■ SHORT PROBLEM:
Type out the material below exactly.

■ RAW DATA:
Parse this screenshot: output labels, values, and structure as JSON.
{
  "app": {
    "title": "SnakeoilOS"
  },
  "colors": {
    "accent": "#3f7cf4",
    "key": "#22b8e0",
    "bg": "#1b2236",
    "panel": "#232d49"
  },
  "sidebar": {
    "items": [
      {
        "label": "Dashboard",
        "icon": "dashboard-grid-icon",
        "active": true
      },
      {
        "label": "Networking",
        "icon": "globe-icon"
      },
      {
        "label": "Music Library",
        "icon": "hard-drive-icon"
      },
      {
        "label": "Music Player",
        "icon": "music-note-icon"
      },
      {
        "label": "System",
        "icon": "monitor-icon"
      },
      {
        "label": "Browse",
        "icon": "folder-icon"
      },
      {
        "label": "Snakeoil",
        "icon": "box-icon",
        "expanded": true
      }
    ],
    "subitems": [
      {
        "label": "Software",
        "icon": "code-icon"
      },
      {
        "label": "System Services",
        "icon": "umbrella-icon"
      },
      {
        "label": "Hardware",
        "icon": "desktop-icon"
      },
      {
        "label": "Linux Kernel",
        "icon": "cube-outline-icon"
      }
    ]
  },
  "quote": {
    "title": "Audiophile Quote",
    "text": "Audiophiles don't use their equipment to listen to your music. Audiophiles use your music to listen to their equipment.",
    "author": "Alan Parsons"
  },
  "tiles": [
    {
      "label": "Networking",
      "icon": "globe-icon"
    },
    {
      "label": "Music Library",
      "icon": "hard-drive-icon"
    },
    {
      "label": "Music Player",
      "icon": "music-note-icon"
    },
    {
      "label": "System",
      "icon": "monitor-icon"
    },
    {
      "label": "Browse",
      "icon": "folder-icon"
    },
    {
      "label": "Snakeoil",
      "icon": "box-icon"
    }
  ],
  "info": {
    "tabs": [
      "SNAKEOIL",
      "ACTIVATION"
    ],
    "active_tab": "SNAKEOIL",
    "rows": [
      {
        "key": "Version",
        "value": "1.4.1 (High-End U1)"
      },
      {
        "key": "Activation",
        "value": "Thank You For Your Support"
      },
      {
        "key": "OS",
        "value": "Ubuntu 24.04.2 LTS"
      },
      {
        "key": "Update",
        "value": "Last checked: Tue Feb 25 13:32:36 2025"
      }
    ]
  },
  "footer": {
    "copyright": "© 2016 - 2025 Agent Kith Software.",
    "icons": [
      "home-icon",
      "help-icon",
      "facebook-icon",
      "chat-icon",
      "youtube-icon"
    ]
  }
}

■ FINISHED TASK:
Parse this screenshot: output labels, values, and structure as JSON.
{
  "app": {
    "title": "SnakeoilOS"
  },
  "colors": {
    "accent": "#3f7cf4",
    "key": "#22b8e0",
    "bg": "#1b2236",
    "panel": "#232d49"
  },
  "sidebar": {
    "items": [
      {
        "label": "Dashboard",
        "icon": "dashboard-grid-icon",
        "active": true
      },
      {
        "label": "Networking",
        "icon": "globe-icon"
      },
      {
        "label": "Music Library",
        "icon": "hard-drive-icon"
      },
      {
        "label": "Music Player",
        "icon": "music-note-icon"
      },
      {
        "label": "System",
        "icon": "monitor-icon"
      },
      {
        "label": "Browse",
        "icon": "folder-icon"
      },
      {
        "label": "Snakeoil",
        "icon": "box-icon",
        "expanded": true
      }
    ],
    "subitems": [
      {
        "label": "Software",
        "icon": "code-icon"
      },
      {
        "label": "System Services",
        "icon": "umbrella-icon"
      },
      {
        "label": "Hardware",
        "icon": "desktop-icon"
      },
      {
        "label": "Linux Kernel",
        "icon": "cube-outline-icon"
      }
    ]
  },
  "quote": {
    "title": "Audiophile Quote",
    "text": "Audiophiles don't use their equipment to listen to your music. Audiophiles use your music to listen to their equipment.",
    "author": "Alan Parsons"
  },
  "tiles": [
    {
      "label": "Networking",
      "icon": "globe-icon"
    },
    {
      "label": "Music Library",
      "icon": "hard-drive-icon"
    },
    {
      "label": "Music Player",
      "icon": "music-note-icon"
    },
    {
      "label": "System",
      "icon": "monitor-icon"
    },
    {
      "label": "Browse",
      "icon": "folder-icon"
    },
    {
      "label": "Snakeoil",
      "icon": "box-icon"
    }
  ],
  "info": {
    "tabs": [
      "SNAKEOIL",
      "ACTIVATION"
    ],
    "active_tab": "SNAKEOIL",
    "rows": [
      {
        "key": "Version",
        "value": "1.4.1 (High-End U1)"
      },
      {
        "key": "Activation",
        "value": "Thank You For Your Support"
      },
      {
        "key": "OS",
        "value": "Ubuntu 24.04.2 LTS"
      },
      {
        "key": "Update",
        "value": "Last checked: Tue Feb 25 13:32:36 2025"
      }
    ]
  },
  "footer": {
    "copyright": "© 2016 - 2025 Agent Kith Software.",
    "icons": [
      "home-icon",
      "help-icon",
      "facebook-icon",
      "chat-icon",
      "youtube-icon"
    ]
  }
}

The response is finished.